Read the records and write them out again exactly.
--- start of Data section ---
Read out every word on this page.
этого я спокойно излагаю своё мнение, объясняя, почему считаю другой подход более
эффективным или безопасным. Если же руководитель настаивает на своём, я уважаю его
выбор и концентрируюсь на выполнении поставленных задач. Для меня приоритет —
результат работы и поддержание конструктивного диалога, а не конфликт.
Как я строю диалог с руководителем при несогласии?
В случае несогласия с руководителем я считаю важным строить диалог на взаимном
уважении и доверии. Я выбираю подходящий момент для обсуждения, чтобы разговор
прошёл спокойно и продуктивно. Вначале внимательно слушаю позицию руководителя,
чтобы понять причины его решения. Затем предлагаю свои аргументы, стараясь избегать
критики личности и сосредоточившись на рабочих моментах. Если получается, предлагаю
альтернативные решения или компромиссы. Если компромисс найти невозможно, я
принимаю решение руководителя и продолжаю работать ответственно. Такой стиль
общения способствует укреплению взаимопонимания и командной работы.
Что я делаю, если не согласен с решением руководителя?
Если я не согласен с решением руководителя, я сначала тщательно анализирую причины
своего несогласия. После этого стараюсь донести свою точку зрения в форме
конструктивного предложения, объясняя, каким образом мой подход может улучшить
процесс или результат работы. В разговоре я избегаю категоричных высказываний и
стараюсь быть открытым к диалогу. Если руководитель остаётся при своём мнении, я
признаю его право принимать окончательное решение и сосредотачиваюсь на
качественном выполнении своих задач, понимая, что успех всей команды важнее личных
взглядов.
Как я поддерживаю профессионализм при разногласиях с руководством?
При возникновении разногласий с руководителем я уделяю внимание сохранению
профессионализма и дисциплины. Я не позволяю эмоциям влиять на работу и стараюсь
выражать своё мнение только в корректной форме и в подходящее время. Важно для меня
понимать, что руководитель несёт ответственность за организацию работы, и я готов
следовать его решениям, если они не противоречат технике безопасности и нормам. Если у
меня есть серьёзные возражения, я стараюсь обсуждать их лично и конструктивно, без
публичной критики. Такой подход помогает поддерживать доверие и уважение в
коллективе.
--- end of Data section ---
_Full output_
Read out every word on this page.
этого я спокойно излагаю своё мнение, объясняя, почему считаю другой подход более
эффективным или безопасным. Если же руководитель настаивает на своём, я уважаю его
выбор и концентрируюсь на выполнении поставленных задач. Для меня приоритет —
результат работы и поддержание конструктивного диалога, а не конфликт.
Как я строю диалог с руководителем при несогласии?
В случае несогласия с руководителем я считаю важным строить диалог на взаимном
уважении и доверии. Я выбираю подходящий момент для обсуждения, чтобы разговор
прошёл спокойно и продуктивно. Вначале внимательно слушаю позицию руководителя,
чтобы понять причины его решения. Затем предлагаю свои аргументы, стараясь избегать
критики личности и сосредоточившись на рабочих моментах. Если получается, предлагаю
альтернативные решения или компромиссы. Если компромисс найти невозможно, я
принимаю решение руководителя и продолжаю работать ответственно. Такой стиль
общения способствует укреплению взаимопонимания и командной работы.
Что я делаю, если не согласен с решением руководителя?
Если я не согласен с решением руководителя, я сначала тщательно анализирую причины
своего несогласия. После этого стараюсь донести свою точку зрения в форме
конструктивного предложения, объясняя, каким образом мой подход может улучшить
процесс или результат работы. В разговоре я избегаю категоричных высказываний и
стараюсь быть открытым к диалогу. Если руководитель остаётся при своём мнении, я
признаю его право принимать окончательное решение и сосредотачиваюсь на
качественном выполнении своих задач, понимая, что успех всей команды важнее личных
взглядов.
Как я поддерживаю профессионализм при разногласиях с руководством?
При возникновении разногласий с руководителем я уделяю внимание сохранению
профессионализма и дисциплины. Я не позволяю эмоциям влиять на работу и стараюсь
выражать своё мнение только в корректной форме и в подходящее время. Важно для меня
понимать, что руководитель несёт ответственность за организацию работы, и я готов
следовать его решениям, если они не противоречат технике безопасности и нормам. Если у
меня есть серьёзные возражения, я стараюсь обсуждать их лично и конструктивно, без
публичной критики. Такой подход помогает поддерживать доверие и уважение в
коллективе.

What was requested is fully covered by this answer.